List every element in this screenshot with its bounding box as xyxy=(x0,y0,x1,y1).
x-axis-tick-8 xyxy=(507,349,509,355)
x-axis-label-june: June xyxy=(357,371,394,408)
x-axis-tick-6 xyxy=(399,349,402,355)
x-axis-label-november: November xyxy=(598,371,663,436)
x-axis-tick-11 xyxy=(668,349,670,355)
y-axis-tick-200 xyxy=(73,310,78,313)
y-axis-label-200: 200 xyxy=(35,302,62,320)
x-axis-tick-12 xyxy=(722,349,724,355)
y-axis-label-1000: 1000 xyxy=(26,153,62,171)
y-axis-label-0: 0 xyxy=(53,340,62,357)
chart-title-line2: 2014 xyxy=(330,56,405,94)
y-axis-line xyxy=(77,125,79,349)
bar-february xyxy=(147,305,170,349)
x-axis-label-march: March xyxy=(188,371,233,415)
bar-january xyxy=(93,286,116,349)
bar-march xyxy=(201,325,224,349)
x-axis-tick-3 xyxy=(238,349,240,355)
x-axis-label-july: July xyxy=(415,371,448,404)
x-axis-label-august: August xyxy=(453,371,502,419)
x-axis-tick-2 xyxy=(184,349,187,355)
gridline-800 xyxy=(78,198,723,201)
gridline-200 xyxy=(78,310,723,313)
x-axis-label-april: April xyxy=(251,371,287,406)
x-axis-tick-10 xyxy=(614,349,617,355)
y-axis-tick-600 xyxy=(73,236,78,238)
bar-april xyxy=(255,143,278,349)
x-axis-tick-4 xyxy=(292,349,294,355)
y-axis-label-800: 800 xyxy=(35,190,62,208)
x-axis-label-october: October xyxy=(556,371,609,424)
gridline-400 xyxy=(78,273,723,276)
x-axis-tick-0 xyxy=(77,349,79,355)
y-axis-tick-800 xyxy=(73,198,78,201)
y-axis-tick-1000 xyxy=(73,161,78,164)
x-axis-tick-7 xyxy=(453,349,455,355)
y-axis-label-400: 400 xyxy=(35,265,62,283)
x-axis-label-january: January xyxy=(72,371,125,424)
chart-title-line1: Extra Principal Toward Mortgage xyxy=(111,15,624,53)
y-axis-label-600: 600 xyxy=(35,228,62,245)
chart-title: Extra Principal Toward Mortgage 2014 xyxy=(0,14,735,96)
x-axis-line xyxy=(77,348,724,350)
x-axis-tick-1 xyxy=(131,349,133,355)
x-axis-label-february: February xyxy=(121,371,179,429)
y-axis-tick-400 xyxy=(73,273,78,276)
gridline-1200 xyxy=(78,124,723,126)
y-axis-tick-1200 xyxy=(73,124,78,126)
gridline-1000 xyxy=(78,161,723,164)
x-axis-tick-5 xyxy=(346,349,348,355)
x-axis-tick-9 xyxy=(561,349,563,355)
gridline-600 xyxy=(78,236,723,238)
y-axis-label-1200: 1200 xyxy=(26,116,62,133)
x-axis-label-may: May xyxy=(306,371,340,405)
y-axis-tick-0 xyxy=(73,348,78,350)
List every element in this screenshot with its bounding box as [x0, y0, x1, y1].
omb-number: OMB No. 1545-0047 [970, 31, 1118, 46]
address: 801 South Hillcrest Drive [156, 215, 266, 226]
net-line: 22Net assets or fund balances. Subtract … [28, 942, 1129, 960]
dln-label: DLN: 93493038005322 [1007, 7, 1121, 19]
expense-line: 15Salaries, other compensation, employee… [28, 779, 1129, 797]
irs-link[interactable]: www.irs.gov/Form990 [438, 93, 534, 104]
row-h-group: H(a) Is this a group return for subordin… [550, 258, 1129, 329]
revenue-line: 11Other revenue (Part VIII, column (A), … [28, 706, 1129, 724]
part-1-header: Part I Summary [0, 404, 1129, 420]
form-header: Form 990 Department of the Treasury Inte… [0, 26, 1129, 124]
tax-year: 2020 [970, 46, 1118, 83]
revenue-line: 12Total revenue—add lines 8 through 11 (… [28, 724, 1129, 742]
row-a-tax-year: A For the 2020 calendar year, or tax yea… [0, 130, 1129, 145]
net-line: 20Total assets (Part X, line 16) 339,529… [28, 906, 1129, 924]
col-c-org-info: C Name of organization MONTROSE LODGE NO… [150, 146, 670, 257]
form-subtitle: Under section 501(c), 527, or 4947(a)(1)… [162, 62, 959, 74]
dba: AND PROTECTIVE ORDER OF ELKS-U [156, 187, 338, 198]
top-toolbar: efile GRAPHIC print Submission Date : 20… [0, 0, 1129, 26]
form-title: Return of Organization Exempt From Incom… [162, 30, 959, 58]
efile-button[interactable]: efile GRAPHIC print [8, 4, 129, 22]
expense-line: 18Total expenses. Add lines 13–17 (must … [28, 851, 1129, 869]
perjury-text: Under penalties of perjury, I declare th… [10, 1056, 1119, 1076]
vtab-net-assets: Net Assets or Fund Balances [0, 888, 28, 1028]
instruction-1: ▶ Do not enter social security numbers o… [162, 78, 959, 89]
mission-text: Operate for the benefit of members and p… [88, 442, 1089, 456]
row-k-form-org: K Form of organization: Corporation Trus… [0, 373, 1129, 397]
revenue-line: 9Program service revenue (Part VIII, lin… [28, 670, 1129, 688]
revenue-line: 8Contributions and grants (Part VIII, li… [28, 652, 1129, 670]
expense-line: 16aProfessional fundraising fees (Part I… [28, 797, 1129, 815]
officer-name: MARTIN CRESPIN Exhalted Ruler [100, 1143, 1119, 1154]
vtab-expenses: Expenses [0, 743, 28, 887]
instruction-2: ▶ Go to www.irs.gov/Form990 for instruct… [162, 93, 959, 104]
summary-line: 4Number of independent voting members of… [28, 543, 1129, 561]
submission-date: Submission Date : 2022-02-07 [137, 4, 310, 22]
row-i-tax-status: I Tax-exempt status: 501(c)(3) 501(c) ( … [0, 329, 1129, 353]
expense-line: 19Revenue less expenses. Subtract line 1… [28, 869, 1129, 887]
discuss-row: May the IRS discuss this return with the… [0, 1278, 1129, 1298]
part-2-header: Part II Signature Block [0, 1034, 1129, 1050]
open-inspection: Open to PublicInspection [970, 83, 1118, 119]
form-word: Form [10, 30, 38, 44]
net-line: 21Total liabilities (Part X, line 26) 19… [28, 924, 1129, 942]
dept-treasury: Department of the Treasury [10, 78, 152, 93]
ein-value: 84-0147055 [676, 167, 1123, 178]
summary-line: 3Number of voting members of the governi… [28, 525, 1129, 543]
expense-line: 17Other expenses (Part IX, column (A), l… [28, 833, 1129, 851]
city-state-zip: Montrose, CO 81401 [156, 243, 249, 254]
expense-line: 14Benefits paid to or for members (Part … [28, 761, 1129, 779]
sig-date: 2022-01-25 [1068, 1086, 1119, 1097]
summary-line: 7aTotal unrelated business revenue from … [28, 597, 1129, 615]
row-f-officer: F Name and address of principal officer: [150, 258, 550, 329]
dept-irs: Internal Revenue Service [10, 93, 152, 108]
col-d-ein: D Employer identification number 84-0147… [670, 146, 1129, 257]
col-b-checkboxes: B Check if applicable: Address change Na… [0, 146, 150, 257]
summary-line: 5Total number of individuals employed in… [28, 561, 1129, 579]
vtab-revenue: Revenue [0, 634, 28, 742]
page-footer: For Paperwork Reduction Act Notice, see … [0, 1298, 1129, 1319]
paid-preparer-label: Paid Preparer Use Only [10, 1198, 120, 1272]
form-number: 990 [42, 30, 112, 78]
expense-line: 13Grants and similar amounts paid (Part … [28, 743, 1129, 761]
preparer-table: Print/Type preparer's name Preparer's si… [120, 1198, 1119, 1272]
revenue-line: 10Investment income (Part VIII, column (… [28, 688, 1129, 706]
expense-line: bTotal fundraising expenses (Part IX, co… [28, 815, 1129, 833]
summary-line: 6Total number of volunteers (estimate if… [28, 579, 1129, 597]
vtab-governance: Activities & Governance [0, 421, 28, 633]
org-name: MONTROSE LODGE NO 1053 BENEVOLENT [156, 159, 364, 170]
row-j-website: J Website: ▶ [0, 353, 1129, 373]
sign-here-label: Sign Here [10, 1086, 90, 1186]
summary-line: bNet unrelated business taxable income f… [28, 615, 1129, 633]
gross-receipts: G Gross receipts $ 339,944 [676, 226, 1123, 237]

● Objet de la tâche: Renvoyez telles quelles les lignes allant du début des données jusqu'à celle qui contient « x-axis-tick-12 xyxy=(722,349,724,355) », cette dernière comprise.

● Réponse:
List every element in this screenshot with its bounding box as xyxy=(x0,y0,x1,y1).
x-axis-tick-8 xyxy=(507,349,509,355)
x-axis-label-june: June xyxy=(357,371,394,408)
x-axis-tick-6 xyxy=(399,349,402,355)
x-axis-label-november: November xyxy=(598,371,663,436)
x-axis-tick-11 xyxy=(668,349,670,355)
y-axis-tick-200 xyxy=(73,310,78,313)
y-axis-label-200: 200 xyxy=(35,302,62,320)
x-axis-tick-12 xyxy=(722,349,724,355)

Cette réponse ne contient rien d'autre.